Exercise material -
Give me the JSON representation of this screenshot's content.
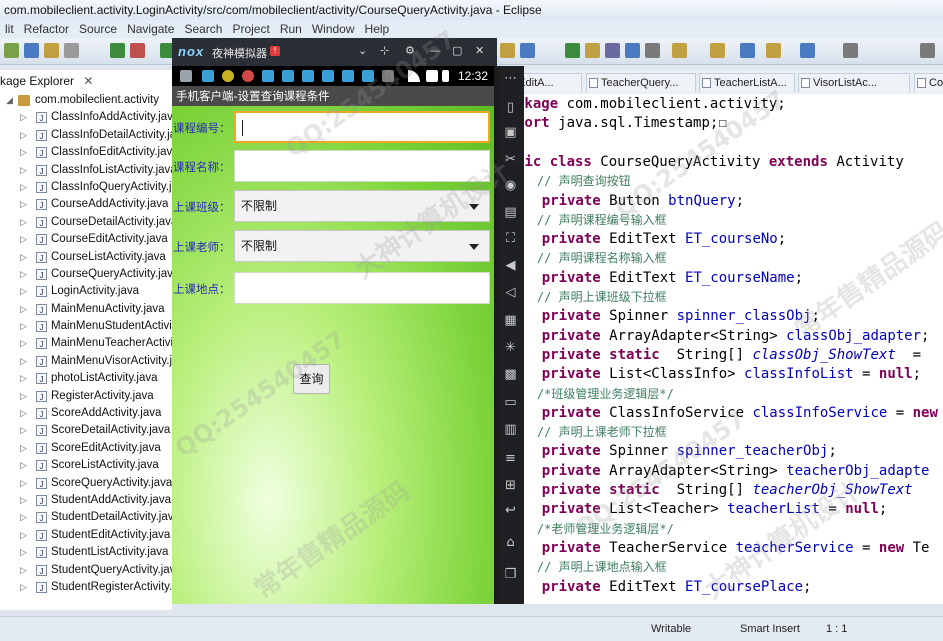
{
  "window": {
    "title": "com.mobileclient.activity.LoginActivity/src/com/mobileclient/activity/CourseQueryActivity.java - Eclipse"
  },
  "menu": [
    "lit",
    "Refactor",
    "Source",
    "Navigate",
    "Search",
    "Project",
    "Run",
    "Window",
    "Help"
  ],
  "package_explorer": {
    "tab_label": "kage Explorer",
    "root": "com.mobileclient.activity",
    "files": [
      "ClassInfoAddActivity.java",
      "ClassInfoDetailActivity.java",
      "ClassInfoEditActivity.java",
      "ClassInfoListActivity.java",
      "ClassInfoQueryActivity.java",
      "CourseAddActivity.java",
      "CourseDetailActivity.java",
      "CourseEditActivity.java",
      "CourseListActivity.java",
      "CourseQueryActivity.java",
      "LoginActivity.java",
      "MainMenuActivity.java",
      "MainMenuStudentActivity.java",
      "MainMenuTeacherActivity.java",
      "MainMenuVisorActivity.java",
      "photoListActivity.java",
      "RegisterActivity.java",
      "ScoreAddActivity.java",
      "ScoreDetailActivity.java",
      "ScoreEditActivity.java",
      "ScoreListActivity.java",
      "ScoreQueryActivity.java",
      "StudentAddActivity.java",
      "StudentDetailActivity.java",
      "StudentEditActivity.java",
      "StudentListActivity.java",
      "StudentQueryActivity.java",
      "StudentRegisterActivity.java"
    ]
  },
  "editor": {
    "tabs": [
      "etEditA...",
      "TeacherQuery...",
      "TeacherListA...",
      "VisorListAc...",
      "Co"
    ],
    "lines": [
      [
        {
          "t": "ckage ",
          "c": "kw"
        },
        {
          "t": "com.mobileclient.activity;",
          "c": ""
        }
      ],
      [
        {
          "t": "port ",
          "c": "kw"
        },
        {
          "t": "java.sql.Timestamp;",
          "c": ""
        },
        {
          "t": "☐",
          "c": ""
        }
      ],
      [
        {
          "t": "",
          "c": ""
        }
      ],
      [
        {
          "t": "lic ",
          "c": "kw"
        },
        {
          "t": "class ",
          "c": "kw"
        },
        {
          "t": "CourseQueryActivity ",
          "c": ""
        },
        {
          "t": "extends ",
          "c": "kw"
        },
        {
          "t": "Activity",
          "c": ""
        }
      ],
      [
        {
          "t": "    // 声明查询按钮",
          "c": "cm"
        }
      ],
      [
        {
          "t": "    ",
          "c": ""
        },
        {
          "t": "private ",
          "c": "kw"
        },
        {
          "t": "Button ",
          "c": ""
        },
        {
          "t": "btnQuery",
          "c": "fld"
        },
        {
          "t": ";",
          "c": ""
        }
      ],
      [
        {
          "t": "    // 声明课程编号输入框",
          "c": "cm"
        }
      ],
      [
        {
          "t": "    ",
          "c": ""
        },
        {
          "t": "private ",
          "c": "kw"
        },
        {
          "t": "EditText ",
          "c": ""
        },
        {
          "t": "ET_courseNo",
          "c": "fld"
        },
        {
          "t": ";",
          "c": ""
        }
      ],
      [
        {
          "t": "    // 声明课程名称输入框",
          "c": "cm"
        }
      ],
      [
        {
          "t": "    ",
          "c": ""
        },
        {
          "t": "private ",
          "c": "kw"
        },
        {
          "t": "EditText ",
          "c": ""
        },
        {
          "t": "ET_courseName",
          "c": "fld"
        },
        {
          "t": ";",
          "c": ""
        }
      ],
      [
        {
          "t": "    // 声明上课班级下拉框",
          "c": "cm"
        }
      ],
      [
        {
          "t": "    ",
          "c": ""
        },
        {
          "t": "private ",
          "c": "kw"
        },
        {
          "t": "Spinner ",
          "c": ""
        },
        {
          "t": "spinner_classObj",
          "c": "fld"
        },
        {
          "t": ";",
          "c": ""
        }
      ],
      [
        {
          "t": "    ",
          "c": ""
        },
        {
          "t": "private ",
          "c": "kw"
        },
        {
          "t": "ArrayAdapter<String> ",
          "c": ""
        },
        {
          "t": "classObj_adapter",
          "c": "fld"
        },
        {
          "t": ";",
          "c": ""
        }
      ],
      [
        {
          "t": "    ",
          "c": ""
        },
        {
          "t": "private static ",
          "c": "kw"
        },
        {
          "t": " String[] ",
          "c": ""
        },
        {
          "t": "classObj_ShowText",
          "c": "sfld"
        },
        {
          "t": "  =",
          "c": ""
        }
      ],
      [
        {
          "t": "    ",
          "c": ""
        },
        {
          "t": "private ",
          "c": "kw"
        },
        {
          "t": "List<ClassInfo> ",
          "c": ""
        },
        {
          "t": "classInfoList",
          "c": "fld"
        },
        {
          "t": " = ",
          "c": ""
        },
        {
          "t": "null",
          "c": "kw"
        },
        {
          "t": ";",
          "c": ""
        }
      ],
      [
        {
          "t": "    /*班级管理业务逻辑层*/",
          "c": "cm"
        }
      ],
      [
        {
          "t": "    ",
          "c": ""
        },
        {
          "t": "private ",
          "c": "kw"
        },
        {
          "t": "ClassInfoService ",
          "c": ""
        },
        {
          "t": "classInfoService",
          "c": "fld"
        },
        {
          "t": " = ",
          "c": ""
        },
        {
          "t": "new",
          "c": "kw"
        }
      ],
      [
        {
          "t": "    // 声明上课老师下拉框",
          "c": "cm"
        }
      ],
      [
        {
          "t": "    ",
          "c": ""
        },
        {
          "t": "private ",
          "c": "kw"
        },
        {
          "t": "Spinner ",
          "c": ""
        },
        {
          "t": "spinner_teacherObj",
          "c": "fld"
        },
        {
          "t": ";",
          "c": ""
        }
      ],
      [
        {
          "t": "    ",
          "c": ""
        },
        {
          "t": "private ",
          "c": "kw"
        },
        {
          "t": "ArrayAdapter<String> ",
          "c": ""
        },
        {
          "t": "teacherObj_adapte",
          "c": "fld"
        }
      ],
      [
        {
          "t": "    ",
          "c": ""
        },
        {
          "t": "private static ",
          "c": "kw"
        },
        {
          "t": " String[] ",
          "c": ""
        },
        {
          "t": "teacherObj_ShowText",
          "c": "sfld"
        }
      ],
      [
        {
          "t": "    ",
          "c": ""
        },
        {
          "t": "private ",
          "c": "kw"
        },
        {
          "t": "List<Teacher> ",
          "c": ""
        },
        {
          "t": "teacherList",
          "c": "fld"
        },
        {
          "t": " = ",
          "c": ""
        },
        {
          "t": "null",
          "c": "kw"
        },
        {
          "t": ";",
          "c": ""
        }
      ],
      [
        {
          "t": "    /*老师管理业务逻辑层*/",
          "c": "cm"
        }
      ],
      [
        {
          "t": "    ",
          "c": ""
        },
        {
          "t": "private ",
          "c": "kw"
        },
        {
          "t": "TeacherService ",
          "c": ""
        },
        {
          "t": "teacherService",
          "c": "fld"
        },
        {
          "t": " = ",
          "c": ""
        },
        {
          "t": "new ",
          "c": "kw"
        },
        {
          "t": "Te",
          "c": ""
        }
      ],
      [
        {
          "t": "    // 声明上课地点输入框",
          "c": "cm"
        }
      ],
      [
        {
          "t": "    ",
          "c": ""
        },
        {
          "t": "private ",
          "c": "kw"
        },
        {
          "t": "EditText ",
          "c": ""
        },
        {
          "t": "ET_coursePlace",
          "c": "fld"
        },
        {
          "t": ";",
          "c": ""
        }
      ]
    ]
  },
  "status": {
    "writable": "Writable",
    "insert_mode": "Smart Insert",
    "position": "1 : 1"
  },
  "emulator": {
    "logo": "nox",
    "name": "夜神模拟器",
    "badge": "!",
    "clock": "12:32",
    "app": {
      "title": "手机客户端-设置查询课程条件",
      "course_no_label": "课程编号：",
      "course_no_value": "",
      "course_name_label": "课程名称：",
      "course_name_value": "",
      "class_label": "上课班级：",
      "class_selected": "不限制",
      "teacher_label": "上课老师：",
      "teacher_selected": "不限制",
      "place_label": "上课地点：",
      "place_value": "",
      "query_button": "查询"
    }
  },
  "watermark": {
    "qq": "QQ:254540457",
    "shop": "大神计算机设计",
    "code": "常年售精品源码"
  },
  "colors": {
    "keyword": "#7f0055",
    "field": "#0000c0",
    "comment": "#3f7f5f",
    "label_blue": "#2b2bbd",
    "focus_orange": "#f0a628"
  }
}
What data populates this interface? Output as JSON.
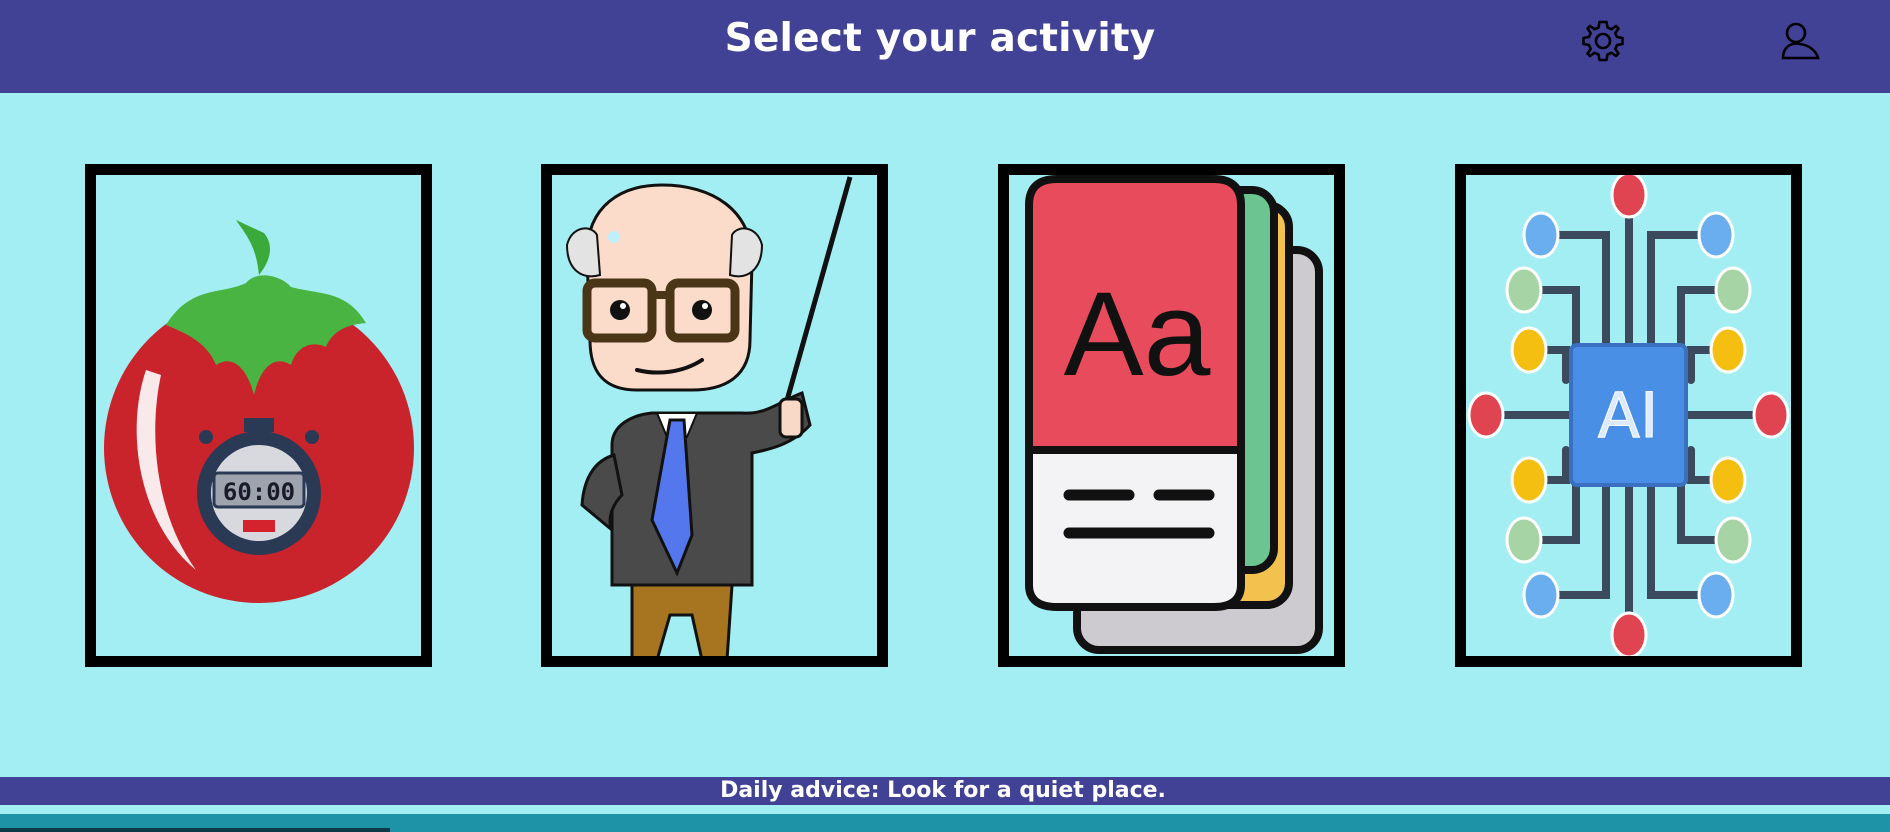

Written problem -
In the records above, find each line with the word "mobileclient" and copy it.

Result -
    "title": "com.mobileclient.activity.LoginActivity/src/com/mobileclient/activity/CourseQueryActivity.java - Eclipse"
    "root": "com.mobileclient.activity",
          "t": "com.mobileclient.activity;",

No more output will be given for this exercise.